**The problem:**
The data below must be copied in full and without any change.

**Source data:**
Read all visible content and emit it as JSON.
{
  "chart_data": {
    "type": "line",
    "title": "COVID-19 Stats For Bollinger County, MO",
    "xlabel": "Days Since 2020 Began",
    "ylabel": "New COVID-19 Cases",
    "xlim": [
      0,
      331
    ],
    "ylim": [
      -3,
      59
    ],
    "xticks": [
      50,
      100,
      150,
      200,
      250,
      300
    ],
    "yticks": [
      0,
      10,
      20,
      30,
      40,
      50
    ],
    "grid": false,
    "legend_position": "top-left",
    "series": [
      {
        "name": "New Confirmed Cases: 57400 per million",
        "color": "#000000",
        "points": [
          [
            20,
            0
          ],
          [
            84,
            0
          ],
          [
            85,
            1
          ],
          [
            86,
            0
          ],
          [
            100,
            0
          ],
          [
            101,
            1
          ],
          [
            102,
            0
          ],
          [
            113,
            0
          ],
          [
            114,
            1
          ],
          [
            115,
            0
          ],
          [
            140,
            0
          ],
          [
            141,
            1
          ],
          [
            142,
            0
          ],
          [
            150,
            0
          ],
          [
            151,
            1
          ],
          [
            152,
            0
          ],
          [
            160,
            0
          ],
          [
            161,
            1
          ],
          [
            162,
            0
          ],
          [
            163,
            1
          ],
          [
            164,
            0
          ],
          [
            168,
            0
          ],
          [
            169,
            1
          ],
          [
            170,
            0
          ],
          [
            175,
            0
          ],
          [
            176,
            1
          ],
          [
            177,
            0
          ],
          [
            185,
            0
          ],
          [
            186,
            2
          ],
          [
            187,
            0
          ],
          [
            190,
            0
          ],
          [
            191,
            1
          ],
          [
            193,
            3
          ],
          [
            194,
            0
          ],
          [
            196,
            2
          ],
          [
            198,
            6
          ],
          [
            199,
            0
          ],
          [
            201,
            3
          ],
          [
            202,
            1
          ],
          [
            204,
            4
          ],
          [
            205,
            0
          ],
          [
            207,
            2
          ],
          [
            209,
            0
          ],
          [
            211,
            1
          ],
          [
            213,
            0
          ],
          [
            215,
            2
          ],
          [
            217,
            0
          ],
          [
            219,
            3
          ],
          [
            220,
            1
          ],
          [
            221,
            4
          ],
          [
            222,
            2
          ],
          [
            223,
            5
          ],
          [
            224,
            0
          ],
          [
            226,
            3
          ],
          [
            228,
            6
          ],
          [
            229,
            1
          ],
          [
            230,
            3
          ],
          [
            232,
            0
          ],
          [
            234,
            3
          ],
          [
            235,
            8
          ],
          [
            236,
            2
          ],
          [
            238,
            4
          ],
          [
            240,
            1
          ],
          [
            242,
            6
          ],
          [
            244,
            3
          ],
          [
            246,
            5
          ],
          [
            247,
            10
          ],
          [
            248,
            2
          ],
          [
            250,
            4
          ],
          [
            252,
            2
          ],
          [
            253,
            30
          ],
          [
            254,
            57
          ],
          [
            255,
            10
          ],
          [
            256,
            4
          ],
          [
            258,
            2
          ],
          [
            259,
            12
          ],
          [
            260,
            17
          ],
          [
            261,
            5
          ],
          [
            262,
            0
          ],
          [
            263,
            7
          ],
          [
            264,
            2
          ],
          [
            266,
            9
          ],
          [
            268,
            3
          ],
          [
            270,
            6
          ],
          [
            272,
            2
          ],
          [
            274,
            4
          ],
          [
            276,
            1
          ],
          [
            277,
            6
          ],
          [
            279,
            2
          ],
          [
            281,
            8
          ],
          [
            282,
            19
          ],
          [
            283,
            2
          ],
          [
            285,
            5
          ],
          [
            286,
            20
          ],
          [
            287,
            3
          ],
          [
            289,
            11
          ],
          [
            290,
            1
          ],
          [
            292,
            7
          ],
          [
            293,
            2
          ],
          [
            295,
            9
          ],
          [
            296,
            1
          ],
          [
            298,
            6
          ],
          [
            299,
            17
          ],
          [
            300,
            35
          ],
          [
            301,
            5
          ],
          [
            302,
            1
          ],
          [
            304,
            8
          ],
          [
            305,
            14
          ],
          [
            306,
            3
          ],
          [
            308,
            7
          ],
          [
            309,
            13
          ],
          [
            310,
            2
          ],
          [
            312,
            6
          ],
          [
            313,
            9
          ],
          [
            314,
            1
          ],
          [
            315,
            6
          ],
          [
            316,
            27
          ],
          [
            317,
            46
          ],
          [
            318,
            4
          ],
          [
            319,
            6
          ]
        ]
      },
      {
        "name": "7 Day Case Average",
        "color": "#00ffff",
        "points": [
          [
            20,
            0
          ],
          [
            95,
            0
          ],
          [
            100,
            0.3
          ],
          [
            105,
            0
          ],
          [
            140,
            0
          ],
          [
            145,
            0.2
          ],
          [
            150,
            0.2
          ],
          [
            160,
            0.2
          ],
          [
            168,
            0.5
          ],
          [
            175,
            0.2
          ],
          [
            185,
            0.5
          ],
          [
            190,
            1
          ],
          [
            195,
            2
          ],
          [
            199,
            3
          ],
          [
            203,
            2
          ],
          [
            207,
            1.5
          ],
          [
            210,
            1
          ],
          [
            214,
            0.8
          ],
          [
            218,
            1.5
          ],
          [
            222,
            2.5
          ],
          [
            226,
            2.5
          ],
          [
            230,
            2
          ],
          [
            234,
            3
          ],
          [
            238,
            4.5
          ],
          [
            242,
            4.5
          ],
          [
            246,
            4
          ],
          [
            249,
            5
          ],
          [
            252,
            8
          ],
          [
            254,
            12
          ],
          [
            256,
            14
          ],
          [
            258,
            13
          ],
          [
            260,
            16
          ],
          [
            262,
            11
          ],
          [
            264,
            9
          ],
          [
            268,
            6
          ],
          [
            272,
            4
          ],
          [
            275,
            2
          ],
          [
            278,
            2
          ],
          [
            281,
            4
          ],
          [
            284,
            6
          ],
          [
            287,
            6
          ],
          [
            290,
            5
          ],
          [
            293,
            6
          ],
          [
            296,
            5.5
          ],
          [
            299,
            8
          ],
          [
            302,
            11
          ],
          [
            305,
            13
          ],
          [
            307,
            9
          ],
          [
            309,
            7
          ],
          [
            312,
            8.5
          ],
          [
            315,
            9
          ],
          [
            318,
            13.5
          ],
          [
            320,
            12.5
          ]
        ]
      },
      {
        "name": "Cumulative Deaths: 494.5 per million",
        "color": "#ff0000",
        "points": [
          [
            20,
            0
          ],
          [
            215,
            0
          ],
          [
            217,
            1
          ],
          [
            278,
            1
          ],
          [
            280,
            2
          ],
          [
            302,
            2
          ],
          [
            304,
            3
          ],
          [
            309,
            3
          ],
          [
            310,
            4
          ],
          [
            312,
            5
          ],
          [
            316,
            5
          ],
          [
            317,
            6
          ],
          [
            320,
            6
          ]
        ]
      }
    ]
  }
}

**Completed task:**
Read all visible content and emit it as JSON.
{
  "chart_data": {
    "type": "line",
    "title": "COVID-19 Stats For Bollinger County, MO",
    "xlabel": "Days Since 2020 Began",
    "ylabel": "New COVID-19 Cases",
    "xlim": [
      0,
      331
    ],
    "ylim": [
      -3,
      59
    ],
    "xticks": [
      50,
      100,
      150,
      200,
      250,
      300
    ],
    "yticks": [
      0,
      10,
      20,
      30,
      40,
      50
    ],
    "grid": false,
    "legend_position": "top-left",
    "series": [
      {
        "name": "New Confirmed Cases: 57400 per million",
        "color": "#000000",
        "points": [
          [
            20,
            0
          ],
          [
            84,
            0
          ],
          [
            85,
            1
          ],
          [
            86,
            0
          ],
          [
            100,
            0
          ],
          [
            101,
            1
          ],
          [
            102,
            0
          ],
          [
            113,
            0
          ],
          [
            114,
            1
          ],
          [
            115,
            0
          ],
          [
            140,
            0
          ],
          [
            141,
            1
          ],
          [
            142,
            0
          ],
          [
            150,
            0
          ],
          [
            151,
            1
          ],
          [
            152,
            0
          ],
          [
            160,
            0
          ],
          [
            161,
            1
          ],
          [
            162,
            0
          ],
          [
            163,
            1
          ],
          [
            164,
            0
          ],
          [
            168,
            0
          ],
          [
            169,
            1
          ],
          [
            170,
            0
          ],
          [
            175,
            0
          ],
          [
            176,
            1
          ],
          [
            177,
            0
          ],
          [
            185,
            0
          ],
          [
            186,
            2
          ],
          [
            187,
            0
          ],
          [
            190,
            0
          ],
          [
            191,
            1
          ],
          [
            193,
            3
          ],
          [
            194,
            0
          ],
          [
            196,
            2
          ],
          [
            198,
            6
          ],
          [
            199,
            0
          ],
          [
            201,
            3
          ],
          [
            202,
            1
          ],
          [
            204,
            4
          ],
          [
            205,
            0
          ],
          [
            207,
            2
          ],
          [
            209,
            0
          ],
          [
            211,
            1
          ],
          [
            213,
            0
          ],
          [
            215,
            2
          ],
          [
            217,
            0
          ],
          [
            219,
            3
          ],
          [
            220,
            1
          ],
          [
            221,
            4
          ],
          [
            222,
            2
          ],
          [
            223,
            5
          ],
          [
            224,
            0
          ],
          [
            226,
            3
          ],
          [
            228,
            6
          ],
          [
            229,
            1
          ],
          [
            230,
            3
          ],
          [
            232,
            0
          ],
          [
            234,
            3
          ],
          [
            235,
            8
          ],
          [
            236,
            2
          ],
          [
            238,
            4
          ],
          [
            240,
            1
          ],
          [
            242,
            6
          ],
          [
            244,
            3
          ],
          [
            246,
            5
          ],
          [
            247,
            10
          ],
          [
            248,
            2
          ],
          [
            250,
            4
          ],
          [
            252,
            2
          ],
          [
            253,
            30
          ],
          [
            254,
            57
          ],
          [
            255,
            10
          ],
          [
            256,
            4
          ],
          [
            258,
            2
          ],
          [
            259,
            12
          ],
          [
            260,
            17
          ],
          [
            261,
            5
          ],
          [
            262,
            0
          ],
          [
            263,
            7
          ],
          [
            264,
            2
          ],
          [
            266,
            9
          ],
          [
            268,
            3
          ],
          [
            270,
            6
          ],
          [
            272,
            2
          ],
          [
            274,
            4
          ],
          [
            276,
            1
          ],
          [
            277,
            6
          ],
          [
            279,
            2
          ],
          [
            281,
            8
          ],
          [
            282,
            19
          ],
          [
            283,
            2
          ],
          [
            285,
            5
          ],
          [
            286,
            20
          ],
          [
            287,
            3
          ],
          [
            289,
            11
          ],
          [
            290,
            1
          ],
          [
            292,
            7
          ],
          [
            293,
            2
          ],
          [
            295,
            9
          ],
          [
            296,
            1
          ],
          [
            298,
            6
          ],
          [
            299,
            17
          ],
          [
            300,
            35
          ],
          [
            301,
            5
          ],
          [
            302,
            1
          ],
          [
            304,
            8
          ],
          [
            305,
            14
          ],
          [
            306,
            3
          ],
          [
            308,
            7
          ],
          [
            309,
            13
          ],
          [
            310,
            2
          ],
          [
            312,
            6
          ],
          [
            313,
            9
          ],
          [
            314,
            1
          ],
          [
            315,
            6
          ],
          [
            316,
            27
          ],
          [
            317,
            46
          ],
          [
            318,
            4
          ],
          [
            319,
            6
          ]
        ]
      },
      {
        "name": "7 Day Case Average",
        "color": "#00ffff",
        "points": [
          [
            20,
            0
          ],
          [
            95,
            0
          ],
          [
            100,
            0.3
          ],
          [
            105,
            0
          ],
          [
            140,
            0
          ],
          [
            145,
            0.2
          ],
          [
            150,
            0.2
          ],
          [
            160,
            0.2
          ],
          [
            168,
            0.5
          ],
          [
            175,
            0.2
          ],
          [
            185,
            0.5
          ],
          [
            190,
            1
          ],
          [
            195,
            2
          ],
          [
            199,
            3
          ],
          [
            203,
            2
          ],
          [
            207,
            1.5
          ],
          [
            210,
            1
          ],
          [
            214,
            0.8
          ],
          [
            218,
            1.5
          ],
          [
            222,
            2.5
          ],
          [
            226,
            2.5
          ],
          [
            230,
            2
          ],
          [
            234,
            3
          ],
          [
            238,
            4.5
          ],
          [
            242,
            4.5
          ],
          [
            246,
            4
          ],
          [
            249,
            5
          ],
          [
            252,
            8
          ],
          [
            254,
            12
          ],
          [
            256,
            14
          ],
          [
            258,
            13
          ],
          [
            260,
            16
          ],
          [
            262,
            11
          ],
          [
            264,
            9
          ],
          [
            268,
            6
          ],
          [
            272,
            4
          ],
          [
            275,
            2
          ],
          [
            278,
            2
          ],
          [
            281,
            4
          ],
          [
            284,
            6
          ],
          [
            287,
            6
          ],
          [
            290,
            5
          ],
          [
            293,
            6
          ],
          [
            296,
            5.5
          ],
          [
            299,
            8
          ],
          [
            302,
            11
          ],
          [
            305,
            13
          ],
          [
            307,
            9
          ],
          [
            309,
            7
          ],
          [
            312,
            8.5
          ],
          [
            315,
            9
          ],
          [
            318,
            13.5
          ],
          [
            320,
            12.5
          ]
        ]
      },
      {
        "name": "Cumulative Deaths: 494.5 per million",
        "color": "#ff0000",
        "points": [
          [
            20,
            0
          ],
          [
            215,
            0
          ],
          [
            217,
            1
          ],
          [
            278,
            1
          ],
          [
            280,
            2
          ],
          [
            302,
            2
          ],
          [
            304,
            3
          ],
          [
            309,
            3
          ],
          [
            310,
            4
          ],
          [
            312,
            5
          ],
          [
            316,
            5
          ],
          [
            317,
            6
          ],
          [
            320,
            6
          ]
        ]
      }
    ]
  }
}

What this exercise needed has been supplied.